▶ _EXERCISE MATERIALS_:
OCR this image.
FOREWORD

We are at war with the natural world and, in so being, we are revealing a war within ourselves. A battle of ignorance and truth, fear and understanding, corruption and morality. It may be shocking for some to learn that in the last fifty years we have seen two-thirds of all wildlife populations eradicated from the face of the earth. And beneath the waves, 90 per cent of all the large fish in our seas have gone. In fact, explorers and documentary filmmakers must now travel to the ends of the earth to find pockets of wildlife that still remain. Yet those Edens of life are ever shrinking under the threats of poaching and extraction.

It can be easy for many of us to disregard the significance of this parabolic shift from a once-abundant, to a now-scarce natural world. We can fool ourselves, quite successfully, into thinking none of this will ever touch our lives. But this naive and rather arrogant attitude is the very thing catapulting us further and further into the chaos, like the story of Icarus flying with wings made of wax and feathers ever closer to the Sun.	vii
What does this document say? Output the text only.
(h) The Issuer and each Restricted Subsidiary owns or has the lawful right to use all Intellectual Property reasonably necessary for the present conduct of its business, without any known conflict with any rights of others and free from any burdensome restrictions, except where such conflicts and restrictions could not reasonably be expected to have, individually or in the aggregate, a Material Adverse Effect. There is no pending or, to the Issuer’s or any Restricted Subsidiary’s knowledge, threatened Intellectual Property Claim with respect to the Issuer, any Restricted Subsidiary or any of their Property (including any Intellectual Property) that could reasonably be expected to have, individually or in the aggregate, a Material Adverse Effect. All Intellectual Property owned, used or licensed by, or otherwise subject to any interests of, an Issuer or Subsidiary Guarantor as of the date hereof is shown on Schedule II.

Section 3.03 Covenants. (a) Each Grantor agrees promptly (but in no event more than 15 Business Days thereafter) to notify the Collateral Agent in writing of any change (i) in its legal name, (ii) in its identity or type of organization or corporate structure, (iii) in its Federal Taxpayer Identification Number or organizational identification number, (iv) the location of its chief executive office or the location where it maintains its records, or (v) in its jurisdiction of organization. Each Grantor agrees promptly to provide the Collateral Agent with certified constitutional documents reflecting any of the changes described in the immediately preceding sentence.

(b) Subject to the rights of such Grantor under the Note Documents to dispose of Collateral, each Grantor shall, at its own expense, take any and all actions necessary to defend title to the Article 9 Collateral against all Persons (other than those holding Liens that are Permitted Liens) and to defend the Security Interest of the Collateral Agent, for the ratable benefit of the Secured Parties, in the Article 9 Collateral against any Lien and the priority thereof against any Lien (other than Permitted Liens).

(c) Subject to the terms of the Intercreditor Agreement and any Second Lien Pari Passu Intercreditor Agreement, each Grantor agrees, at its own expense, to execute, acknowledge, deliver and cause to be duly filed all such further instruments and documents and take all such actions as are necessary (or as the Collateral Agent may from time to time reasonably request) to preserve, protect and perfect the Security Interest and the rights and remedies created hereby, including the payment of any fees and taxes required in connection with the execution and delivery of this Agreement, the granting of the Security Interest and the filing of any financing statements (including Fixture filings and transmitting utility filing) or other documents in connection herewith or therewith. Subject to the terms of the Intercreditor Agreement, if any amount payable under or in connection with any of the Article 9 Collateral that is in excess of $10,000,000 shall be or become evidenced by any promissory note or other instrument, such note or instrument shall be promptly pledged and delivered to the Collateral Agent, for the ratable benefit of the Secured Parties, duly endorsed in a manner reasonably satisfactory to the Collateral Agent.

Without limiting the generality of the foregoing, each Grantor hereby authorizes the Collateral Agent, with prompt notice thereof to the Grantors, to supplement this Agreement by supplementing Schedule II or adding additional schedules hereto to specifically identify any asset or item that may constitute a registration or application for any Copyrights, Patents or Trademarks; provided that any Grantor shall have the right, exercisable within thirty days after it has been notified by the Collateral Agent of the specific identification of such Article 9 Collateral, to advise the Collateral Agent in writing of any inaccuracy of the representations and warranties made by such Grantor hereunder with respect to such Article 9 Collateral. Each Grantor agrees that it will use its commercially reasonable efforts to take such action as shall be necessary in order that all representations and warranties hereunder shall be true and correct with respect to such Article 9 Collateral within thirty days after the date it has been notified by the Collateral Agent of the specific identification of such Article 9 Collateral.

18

▶ _WHAT THIS TASK INVOLVES_:
Scan the material line by line and report each one that contains "made".

▶ _SOLUTION_:
It can be easy for many of us to disregard the significance of this parabolic shift from a once-abundant, to a now-scarce natural world. We can fool ourselves, quite successfully, into thinking none of this will ever touch our lives. But this naive and rather arrogant attitude is the very thing catapulting us further and further into the chaos, like the story of Icarus flying with wings made of wax and feathers ever closer to the Sun.	vii
Without limiting the generality of the foregoing, each Grantor hereby authorizes the Collateral Agent, with prompt notice thereof to the Grantors, to supplement this Agreement by supplementing Schedule II or adding additional schedules hereto to specifically identify any asset or item that may constitute a registration or application for any Copyrights, Patents or Trademarks; provided that any Grantor shall have the right, exercisable within thirty days after it has been notified by the Collateral Agent of the specific identification of such Article 9 Collateral, to advise the Collateral Agent in writing of any inaccuracy of the representations and warranties made by such Grantor hereunder with respect to such Article 9 Collateral. Each Grantor agrees that it will use its commercially reasonable efforts to take such action as shall be necessary in order that all representations and warranties hereunder shall be true and correct with respect to such Article 9 Collateral within thirty days after the date it has been notified by the Collateral Agent of the specific identification of such Article 9 Collateral.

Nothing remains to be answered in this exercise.